Go through the lines below and copy each one that holds the string "ylabel".
— BEGIN —
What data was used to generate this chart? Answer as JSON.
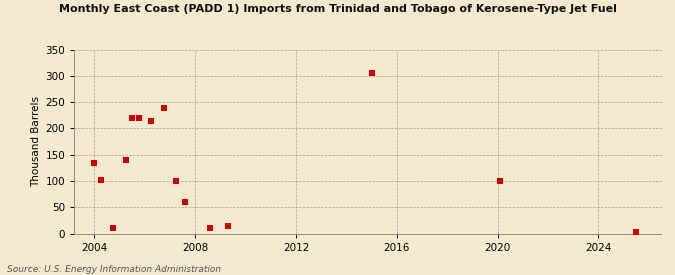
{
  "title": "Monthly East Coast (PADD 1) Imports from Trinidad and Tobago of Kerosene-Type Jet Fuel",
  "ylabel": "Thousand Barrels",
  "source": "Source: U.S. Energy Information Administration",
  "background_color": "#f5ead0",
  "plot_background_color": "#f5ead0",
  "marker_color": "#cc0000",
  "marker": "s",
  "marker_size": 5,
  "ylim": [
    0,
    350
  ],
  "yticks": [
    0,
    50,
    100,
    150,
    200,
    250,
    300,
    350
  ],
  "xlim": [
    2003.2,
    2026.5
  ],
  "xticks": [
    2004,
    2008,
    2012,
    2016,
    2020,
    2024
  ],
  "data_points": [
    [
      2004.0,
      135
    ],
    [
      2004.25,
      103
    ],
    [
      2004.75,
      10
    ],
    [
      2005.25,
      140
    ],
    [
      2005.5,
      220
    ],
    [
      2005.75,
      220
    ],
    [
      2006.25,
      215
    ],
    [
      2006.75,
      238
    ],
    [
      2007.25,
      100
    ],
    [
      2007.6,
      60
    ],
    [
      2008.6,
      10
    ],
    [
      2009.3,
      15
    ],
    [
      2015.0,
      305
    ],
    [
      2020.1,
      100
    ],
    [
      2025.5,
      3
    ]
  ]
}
— END —
— BEGIN —
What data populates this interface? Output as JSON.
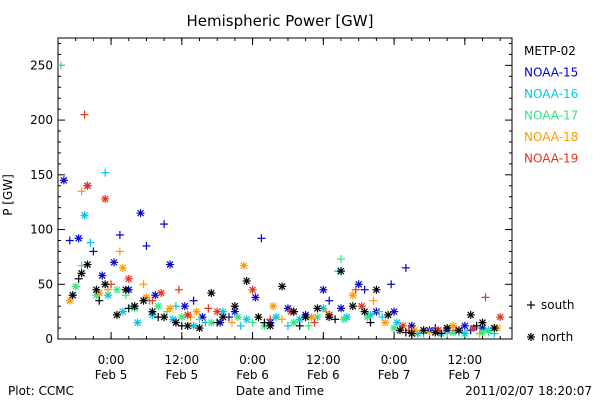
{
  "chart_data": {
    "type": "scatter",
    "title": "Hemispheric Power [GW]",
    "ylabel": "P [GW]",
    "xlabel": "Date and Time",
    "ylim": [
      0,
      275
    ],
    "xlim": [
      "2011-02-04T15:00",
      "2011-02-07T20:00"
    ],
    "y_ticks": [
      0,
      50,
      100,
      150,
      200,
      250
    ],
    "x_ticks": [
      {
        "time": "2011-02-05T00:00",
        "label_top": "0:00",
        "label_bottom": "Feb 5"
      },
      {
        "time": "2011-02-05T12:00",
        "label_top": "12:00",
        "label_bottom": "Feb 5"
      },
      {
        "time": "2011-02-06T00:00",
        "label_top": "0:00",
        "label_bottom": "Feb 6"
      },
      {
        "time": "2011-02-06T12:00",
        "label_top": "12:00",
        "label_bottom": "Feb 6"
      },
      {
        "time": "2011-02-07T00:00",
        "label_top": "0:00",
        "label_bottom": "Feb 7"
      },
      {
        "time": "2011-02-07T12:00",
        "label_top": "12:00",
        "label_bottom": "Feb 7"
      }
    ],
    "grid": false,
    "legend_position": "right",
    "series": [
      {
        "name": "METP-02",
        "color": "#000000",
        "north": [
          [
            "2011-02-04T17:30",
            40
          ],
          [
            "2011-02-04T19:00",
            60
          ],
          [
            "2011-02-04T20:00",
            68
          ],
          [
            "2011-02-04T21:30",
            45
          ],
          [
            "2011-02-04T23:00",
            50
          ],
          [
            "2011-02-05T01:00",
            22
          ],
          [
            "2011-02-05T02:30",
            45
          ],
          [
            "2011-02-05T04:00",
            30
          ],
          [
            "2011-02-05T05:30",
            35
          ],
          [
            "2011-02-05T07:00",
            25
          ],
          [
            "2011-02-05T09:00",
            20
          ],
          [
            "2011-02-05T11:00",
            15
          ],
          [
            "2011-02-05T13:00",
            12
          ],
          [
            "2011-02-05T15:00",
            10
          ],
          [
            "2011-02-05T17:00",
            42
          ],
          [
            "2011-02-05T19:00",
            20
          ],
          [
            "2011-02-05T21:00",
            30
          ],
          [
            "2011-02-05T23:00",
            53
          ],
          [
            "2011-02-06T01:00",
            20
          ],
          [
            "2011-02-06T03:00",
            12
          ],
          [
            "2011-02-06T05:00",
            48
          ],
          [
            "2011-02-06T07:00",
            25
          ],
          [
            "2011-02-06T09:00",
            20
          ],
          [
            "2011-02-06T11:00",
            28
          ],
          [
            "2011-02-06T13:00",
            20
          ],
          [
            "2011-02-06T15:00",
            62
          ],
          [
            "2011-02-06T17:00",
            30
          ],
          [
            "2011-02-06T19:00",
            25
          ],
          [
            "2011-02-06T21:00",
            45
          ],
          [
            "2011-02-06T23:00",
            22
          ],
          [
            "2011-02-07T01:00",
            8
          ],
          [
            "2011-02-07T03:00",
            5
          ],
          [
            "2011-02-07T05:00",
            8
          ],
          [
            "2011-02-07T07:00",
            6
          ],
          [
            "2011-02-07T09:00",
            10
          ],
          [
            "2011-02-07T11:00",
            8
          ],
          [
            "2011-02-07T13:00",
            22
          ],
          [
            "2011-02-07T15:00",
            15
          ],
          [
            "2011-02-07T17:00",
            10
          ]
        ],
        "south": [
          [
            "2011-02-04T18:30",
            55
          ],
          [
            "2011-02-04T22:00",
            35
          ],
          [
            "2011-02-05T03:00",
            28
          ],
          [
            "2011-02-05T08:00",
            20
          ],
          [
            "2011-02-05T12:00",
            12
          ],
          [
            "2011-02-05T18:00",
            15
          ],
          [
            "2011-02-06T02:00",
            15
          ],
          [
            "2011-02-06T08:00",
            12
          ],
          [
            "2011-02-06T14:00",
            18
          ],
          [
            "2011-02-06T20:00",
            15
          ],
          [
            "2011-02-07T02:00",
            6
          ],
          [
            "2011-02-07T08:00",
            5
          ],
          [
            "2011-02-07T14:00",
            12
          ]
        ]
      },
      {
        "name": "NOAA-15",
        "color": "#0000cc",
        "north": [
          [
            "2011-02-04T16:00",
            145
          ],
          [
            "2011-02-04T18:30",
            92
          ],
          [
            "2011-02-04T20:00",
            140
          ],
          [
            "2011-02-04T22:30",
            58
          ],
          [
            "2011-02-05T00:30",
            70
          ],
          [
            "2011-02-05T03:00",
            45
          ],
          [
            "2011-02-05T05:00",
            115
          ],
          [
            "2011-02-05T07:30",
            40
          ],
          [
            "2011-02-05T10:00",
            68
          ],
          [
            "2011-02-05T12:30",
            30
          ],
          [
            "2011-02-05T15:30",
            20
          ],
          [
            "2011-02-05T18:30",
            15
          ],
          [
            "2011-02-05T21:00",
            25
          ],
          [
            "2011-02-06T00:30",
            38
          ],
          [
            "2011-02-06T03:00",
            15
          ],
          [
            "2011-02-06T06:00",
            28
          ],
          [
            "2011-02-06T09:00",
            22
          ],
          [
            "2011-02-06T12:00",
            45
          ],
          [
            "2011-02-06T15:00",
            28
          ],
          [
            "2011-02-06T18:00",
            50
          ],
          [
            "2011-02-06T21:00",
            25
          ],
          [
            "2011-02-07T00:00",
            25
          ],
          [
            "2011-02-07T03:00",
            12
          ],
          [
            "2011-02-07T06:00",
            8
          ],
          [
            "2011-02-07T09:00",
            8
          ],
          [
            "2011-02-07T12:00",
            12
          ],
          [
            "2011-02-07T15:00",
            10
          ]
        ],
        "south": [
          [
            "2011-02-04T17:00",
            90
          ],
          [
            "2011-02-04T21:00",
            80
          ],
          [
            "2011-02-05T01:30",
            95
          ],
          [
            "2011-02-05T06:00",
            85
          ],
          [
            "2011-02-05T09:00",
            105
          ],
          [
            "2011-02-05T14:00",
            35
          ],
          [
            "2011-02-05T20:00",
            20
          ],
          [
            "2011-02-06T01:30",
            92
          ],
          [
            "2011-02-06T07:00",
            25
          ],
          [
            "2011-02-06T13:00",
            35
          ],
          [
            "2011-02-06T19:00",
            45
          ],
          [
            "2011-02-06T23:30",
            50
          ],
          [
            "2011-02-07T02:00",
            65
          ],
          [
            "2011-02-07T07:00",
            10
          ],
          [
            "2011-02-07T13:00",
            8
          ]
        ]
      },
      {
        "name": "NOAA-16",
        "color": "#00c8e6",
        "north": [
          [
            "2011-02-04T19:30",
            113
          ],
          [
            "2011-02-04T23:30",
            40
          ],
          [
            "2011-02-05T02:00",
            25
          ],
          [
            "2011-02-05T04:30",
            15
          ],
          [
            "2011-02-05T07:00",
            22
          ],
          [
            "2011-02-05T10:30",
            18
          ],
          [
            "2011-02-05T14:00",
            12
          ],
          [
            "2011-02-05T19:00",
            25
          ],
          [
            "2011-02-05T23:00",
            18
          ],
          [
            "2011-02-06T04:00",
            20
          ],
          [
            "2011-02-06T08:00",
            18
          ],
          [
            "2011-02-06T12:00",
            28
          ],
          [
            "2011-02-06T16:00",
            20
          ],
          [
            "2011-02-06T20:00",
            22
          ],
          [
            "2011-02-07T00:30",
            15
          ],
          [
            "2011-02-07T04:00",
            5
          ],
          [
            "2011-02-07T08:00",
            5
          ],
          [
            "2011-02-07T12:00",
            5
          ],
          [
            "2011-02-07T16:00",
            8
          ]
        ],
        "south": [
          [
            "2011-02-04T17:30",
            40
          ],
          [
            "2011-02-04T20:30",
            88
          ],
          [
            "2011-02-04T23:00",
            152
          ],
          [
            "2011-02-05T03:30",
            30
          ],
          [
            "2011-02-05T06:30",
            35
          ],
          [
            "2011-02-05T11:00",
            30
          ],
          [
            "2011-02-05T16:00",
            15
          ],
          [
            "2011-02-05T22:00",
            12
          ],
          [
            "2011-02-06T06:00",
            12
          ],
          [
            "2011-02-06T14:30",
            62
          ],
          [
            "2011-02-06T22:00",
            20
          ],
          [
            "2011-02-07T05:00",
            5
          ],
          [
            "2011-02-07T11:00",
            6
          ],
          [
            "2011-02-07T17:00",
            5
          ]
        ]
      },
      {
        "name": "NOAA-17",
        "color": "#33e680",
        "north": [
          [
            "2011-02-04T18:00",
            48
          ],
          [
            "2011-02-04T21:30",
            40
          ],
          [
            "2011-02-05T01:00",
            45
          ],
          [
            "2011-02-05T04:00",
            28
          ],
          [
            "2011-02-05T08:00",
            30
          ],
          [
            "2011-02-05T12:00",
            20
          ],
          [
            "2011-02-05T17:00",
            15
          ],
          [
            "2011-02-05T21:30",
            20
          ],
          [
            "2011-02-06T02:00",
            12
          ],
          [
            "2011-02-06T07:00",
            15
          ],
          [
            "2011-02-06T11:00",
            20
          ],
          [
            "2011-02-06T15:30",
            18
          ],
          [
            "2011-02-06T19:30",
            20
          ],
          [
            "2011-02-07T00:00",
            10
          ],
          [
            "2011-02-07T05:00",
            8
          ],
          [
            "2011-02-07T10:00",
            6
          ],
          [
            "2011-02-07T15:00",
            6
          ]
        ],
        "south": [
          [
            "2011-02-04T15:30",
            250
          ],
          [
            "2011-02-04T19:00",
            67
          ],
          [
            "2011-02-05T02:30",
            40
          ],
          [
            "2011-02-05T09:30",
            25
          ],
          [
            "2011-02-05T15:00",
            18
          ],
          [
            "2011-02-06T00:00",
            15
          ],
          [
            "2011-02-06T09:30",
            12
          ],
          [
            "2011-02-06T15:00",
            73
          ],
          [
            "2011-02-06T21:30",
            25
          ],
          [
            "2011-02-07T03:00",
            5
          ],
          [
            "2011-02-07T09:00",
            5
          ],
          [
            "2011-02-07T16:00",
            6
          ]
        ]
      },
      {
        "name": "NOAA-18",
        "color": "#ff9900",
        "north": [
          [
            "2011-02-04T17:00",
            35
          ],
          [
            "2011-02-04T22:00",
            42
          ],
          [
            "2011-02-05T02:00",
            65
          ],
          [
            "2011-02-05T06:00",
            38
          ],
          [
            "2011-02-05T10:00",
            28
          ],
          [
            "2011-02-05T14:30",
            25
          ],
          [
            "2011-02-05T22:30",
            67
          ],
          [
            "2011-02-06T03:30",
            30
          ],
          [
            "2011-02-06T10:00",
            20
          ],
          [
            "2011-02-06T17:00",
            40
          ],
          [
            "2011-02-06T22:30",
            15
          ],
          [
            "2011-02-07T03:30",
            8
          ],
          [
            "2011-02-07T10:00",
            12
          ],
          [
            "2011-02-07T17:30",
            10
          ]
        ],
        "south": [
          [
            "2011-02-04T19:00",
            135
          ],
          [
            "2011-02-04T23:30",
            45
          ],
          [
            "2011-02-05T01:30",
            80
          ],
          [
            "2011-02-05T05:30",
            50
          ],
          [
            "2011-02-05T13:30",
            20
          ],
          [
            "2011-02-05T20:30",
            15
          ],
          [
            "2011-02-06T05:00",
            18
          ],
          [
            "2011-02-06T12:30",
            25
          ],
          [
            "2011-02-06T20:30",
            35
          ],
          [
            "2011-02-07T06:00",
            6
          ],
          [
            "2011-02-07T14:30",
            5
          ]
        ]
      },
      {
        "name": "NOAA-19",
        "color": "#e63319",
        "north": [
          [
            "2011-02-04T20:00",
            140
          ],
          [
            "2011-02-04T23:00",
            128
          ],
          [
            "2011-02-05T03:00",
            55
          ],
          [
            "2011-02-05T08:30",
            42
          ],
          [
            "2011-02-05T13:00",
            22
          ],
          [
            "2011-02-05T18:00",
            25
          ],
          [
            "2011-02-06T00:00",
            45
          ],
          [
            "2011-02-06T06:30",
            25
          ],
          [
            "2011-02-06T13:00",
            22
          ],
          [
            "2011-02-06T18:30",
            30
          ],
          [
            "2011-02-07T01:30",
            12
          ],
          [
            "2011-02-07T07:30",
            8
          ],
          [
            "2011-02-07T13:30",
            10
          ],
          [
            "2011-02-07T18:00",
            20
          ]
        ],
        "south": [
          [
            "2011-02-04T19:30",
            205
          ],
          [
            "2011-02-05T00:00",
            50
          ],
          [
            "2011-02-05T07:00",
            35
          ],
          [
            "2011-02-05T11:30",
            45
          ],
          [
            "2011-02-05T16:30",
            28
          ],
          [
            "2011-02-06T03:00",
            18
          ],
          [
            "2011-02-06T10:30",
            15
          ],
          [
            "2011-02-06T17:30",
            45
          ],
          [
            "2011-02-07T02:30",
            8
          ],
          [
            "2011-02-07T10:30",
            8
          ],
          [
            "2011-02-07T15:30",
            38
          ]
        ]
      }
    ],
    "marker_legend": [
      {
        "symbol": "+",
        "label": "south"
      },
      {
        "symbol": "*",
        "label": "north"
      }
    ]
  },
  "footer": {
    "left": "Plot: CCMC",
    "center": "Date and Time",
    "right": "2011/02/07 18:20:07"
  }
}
— END —
▶ **Answer to the problem**
  "ylabel": "Thousand Barrels",
    "ylabel": "P [GW]",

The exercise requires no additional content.